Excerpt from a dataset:
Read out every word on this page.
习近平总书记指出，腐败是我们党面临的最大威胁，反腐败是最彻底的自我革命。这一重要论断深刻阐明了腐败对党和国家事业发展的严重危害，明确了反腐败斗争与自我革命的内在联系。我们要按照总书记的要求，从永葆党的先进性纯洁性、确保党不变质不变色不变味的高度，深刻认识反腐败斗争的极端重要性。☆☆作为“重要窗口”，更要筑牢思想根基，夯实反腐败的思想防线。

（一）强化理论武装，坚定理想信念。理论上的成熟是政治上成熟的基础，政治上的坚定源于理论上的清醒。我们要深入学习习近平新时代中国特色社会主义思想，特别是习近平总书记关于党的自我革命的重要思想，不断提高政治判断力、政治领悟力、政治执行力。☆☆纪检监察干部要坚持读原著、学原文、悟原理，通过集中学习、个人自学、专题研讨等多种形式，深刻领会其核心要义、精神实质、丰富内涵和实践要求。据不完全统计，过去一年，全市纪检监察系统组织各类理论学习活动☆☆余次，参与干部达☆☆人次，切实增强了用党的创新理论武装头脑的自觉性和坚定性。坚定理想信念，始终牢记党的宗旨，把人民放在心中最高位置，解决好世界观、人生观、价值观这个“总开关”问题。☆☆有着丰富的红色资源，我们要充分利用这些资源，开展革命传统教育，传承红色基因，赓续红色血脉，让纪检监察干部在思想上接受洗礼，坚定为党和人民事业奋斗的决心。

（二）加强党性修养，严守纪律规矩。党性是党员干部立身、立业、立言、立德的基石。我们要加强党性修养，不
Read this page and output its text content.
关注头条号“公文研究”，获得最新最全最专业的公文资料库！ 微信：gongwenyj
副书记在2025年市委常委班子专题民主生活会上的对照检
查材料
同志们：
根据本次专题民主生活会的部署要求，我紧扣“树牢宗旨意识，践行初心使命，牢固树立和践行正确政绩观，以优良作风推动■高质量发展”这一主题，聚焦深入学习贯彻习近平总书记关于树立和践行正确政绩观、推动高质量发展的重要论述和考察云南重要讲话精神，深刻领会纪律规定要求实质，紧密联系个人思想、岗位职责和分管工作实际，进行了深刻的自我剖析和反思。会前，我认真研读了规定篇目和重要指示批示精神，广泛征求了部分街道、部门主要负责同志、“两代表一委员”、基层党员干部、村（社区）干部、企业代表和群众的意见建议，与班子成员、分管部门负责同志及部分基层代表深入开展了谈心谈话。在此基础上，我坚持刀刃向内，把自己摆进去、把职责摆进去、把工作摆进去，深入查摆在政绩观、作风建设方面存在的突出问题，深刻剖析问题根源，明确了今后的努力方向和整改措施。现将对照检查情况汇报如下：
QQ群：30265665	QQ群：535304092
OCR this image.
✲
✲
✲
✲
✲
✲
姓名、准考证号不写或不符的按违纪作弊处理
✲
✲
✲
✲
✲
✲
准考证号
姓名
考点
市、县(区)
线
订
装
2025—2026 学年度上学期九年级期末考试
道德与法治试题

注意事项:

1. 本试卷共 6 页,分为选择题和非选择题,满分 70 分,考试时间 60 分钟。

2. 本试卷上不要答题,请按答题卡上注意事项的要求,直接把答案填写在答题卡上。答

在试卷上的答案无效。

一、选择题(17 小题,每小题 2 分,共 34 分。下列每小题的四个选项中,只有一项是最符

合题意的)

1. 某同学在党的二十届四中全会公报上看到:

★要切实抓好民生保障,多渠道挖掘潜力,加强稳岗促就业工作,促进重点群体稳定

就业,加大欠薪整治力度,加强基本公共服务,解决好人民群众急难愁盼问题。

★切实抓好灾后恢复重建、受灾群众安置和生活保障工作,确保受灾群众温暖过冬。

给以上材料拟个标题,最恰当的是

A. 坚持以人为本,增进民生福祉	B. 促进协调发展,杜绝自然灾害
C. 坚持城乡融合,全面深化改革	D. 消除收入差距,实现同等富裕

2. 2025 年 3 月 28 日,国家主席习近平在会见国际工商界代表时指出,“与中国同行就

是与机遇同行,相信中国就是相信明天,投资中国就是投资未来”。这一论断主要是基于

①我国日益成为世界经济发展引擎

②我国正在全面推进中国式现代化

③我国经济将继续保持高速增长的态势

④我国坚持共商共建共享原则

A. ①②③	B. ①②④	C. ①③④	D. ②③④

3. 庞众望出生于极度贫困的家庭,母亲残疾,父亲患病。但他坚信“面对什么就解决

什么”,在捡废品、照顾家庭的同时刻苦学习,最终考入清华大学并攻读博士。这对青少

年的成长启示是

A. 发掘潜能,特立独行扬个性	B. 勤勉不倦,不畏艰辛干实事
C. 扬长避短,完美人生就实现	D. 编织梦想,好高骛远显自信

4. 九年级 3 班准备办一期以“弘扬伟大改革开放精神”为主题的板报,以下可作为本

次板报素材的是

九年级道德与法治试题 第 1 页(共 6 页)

• _Prompt_
Return all of the entries exactly as written.

• _The result_
Read out every word on this page.
习近平总书记指出，腐败是我们党面临的最大威胁，反腐败是最彻底的自我革命。这一重要论断深刻阐明了腐败对党和国家事业发展的严重危害，明确了反腐败斗争与自我革命的内在联系。我们要按照总书记的要求，从永葆党的先进性纯洁性、确保党不变质不变色不变味的高度，深刻认识反腐败斗争的极端重要性。☆☆作为“重要窗口”，更要筑牢思想根基，夯实反腐败的思想防线。

（一）强化理论武装，坚定理想信念。理论上的成熟是政治上成熟的基础，政治上的坚定源于理论上的清醒。我们要深入学习习近平新时代中国特色社会主义思想，特别是习近平总书记关于党的自我革命的重要思想，不断提高政治判断力、政治领悟力、政治执行力。☆☆纪检监察干部要坚持读原著、学原文、悟原理，通过集中学习、个人自学、专题研讨等多种形式，深刻领会其核心要义、精神实质、丰富内涵和实践要求。据不完全统计，过去一年，全市纪检监察系统组织各类理论学习活动☆☆余次，参与干部达☆☆人次，切实增强了用党的创新理论武装头脑的自觉性和坚定性。坚定理想信念，始终牢记党的宗旨，把人民放在心中最高位置，解决好世界观、人生观、价值观这个“总开关”问题。☆☆有着丰富的红色资源，我们要充分利用这些资源，开展革命传统教育，传承红色基因，赓续红色血脉，让纪检监察干部在思想上接受洗礼，坚定为党和人民事业奋斗的决心。

（二）加强党性修养，严守纪律规矩。党性是党员干部立身、立业、立言、立德的基石。我们要加强党性修养，不
Read this page and output its text content.
关注头条号“公文研究”，获得最新最全最专业的公文资料库！ 微信：gongwenyj
副书记在2025年市委常委班子专题民主生活会上的对照检
查材料
同志们：
根据本次专题民主生活会的部署要求，我紧扣“树牢宗旨意识，践行初心使命，牢固树立和践行正确政绩观，以优良作风推动■高质量发展”这一主题，聚焦深入学习贯彻习近平总书记关于树立和践行正确政绩观、推动高质量发展的重要论述和考察云南重要讲话精神，深刻领会纪律规定要求实质，紧密联系个人思想、岗位职责和分管工作实际，进行了深刻的自我剖析和反思。会前，我认真研读了规定篇目和重要指示批示精神，广泛征求了部分街道、部门主要负责同志、“两代表一委员”、基层党员干部、村（社区）干部、企业代表和群众的意见建议，与班子成员、分管部门负责同志及部分基层代表深入开展了谈心谈话。在此基础上，我坚持刀刃向内，把自己摆进去、把职责摆进去、把工作摆进去，深入查摆在政绩观、作风建设方面存在的突出问题，深刻剖析问题根源，明确了今后的努力方向和整改措施。现将对照检查情况汇报如下：
QQ群：30265665	QQ群：535304092
OCR this image.
✲
✲
✲
✲
✲
✲
姓名、准考证号不写或不符的按违纪作弊处理
✲
✲
✲
✲
✲
✲
准考证号
姓名
考点
市、县(区)
线
订
装
2025—2026 学年度上学期九年级期末考试
道德与法治试题

注意事项:

1. 本试卷共 6 页,分为选择题和非选择题,满分 70 分,考试时间 60 分钟。

2. 本试卷上不要答题,请按答题卡上注意事项的要求,直接把答案填写在答题卡上。答

在试卷上的答案无效。

一、选择题(17 小题,每小题 2 分,共 34 分。下列每小题的四个选项中,只有一项是最符

合题意的)

1. 某同学在党的二十届四中全会公报上看到:

★要切实抓好民生保障,多渠道挖掘潜力,加强稳岗促就业工作,促进重点群体稳定

就业,加大欠薪整治力度,加强基本公共服务,解决好人民群众急难愁盼问题。

★切实抓好灾后恢复重建、受灾群众安置和生活保障工作,确保受灾群众温暖过冬。

给以上材料拟个标题,最恰当的是

A. 坚持以人为本,增进民生福祉	B. 促进协调发展,杜绝自然灾害
C. 坚持城乡融合,全面深化改革	D. 消除收入差距,实现同等富裕

2. 2025 年 3 月 28 日,国家主席习近平在会见国际工商界代表时指出,“与中国同行就

是与机遇同行,相信中国就是相信明天,投资中国就是投资未来”。这一论断主要是基于

①我国日益成为世界经济发展引擎

②我国正在全面推进中国式现代化

③我国经济将继续保持高速增长的态势

④我国坚持共商共建共享原则

A. ①②③	B. ①②④	C. ①③④	D. ②③④

3. 庞众望出生于极度贫困的家庭,母亲残疾,父亲患病。但他坚信“面对什么就解决

什么”,在捡废品、照顾家庭的同时刻苦学习,最终考入清华大学并攻读博士。这对青少

年的成长启示是

A. 发掘潜能,特立独行扬个性	B. 勤勉不倦,不畏艰辛干实事
C. 扬长避短,完美人生就实现	D. 编织梦想,好高骛远显自信

4. 九年级 3 班准备办一期以“弘扬伟大改革开放精神”为主题的板报,以下可作为本

次板报素材的是

九年级道德与法治试题 第 1 页(共 6 页)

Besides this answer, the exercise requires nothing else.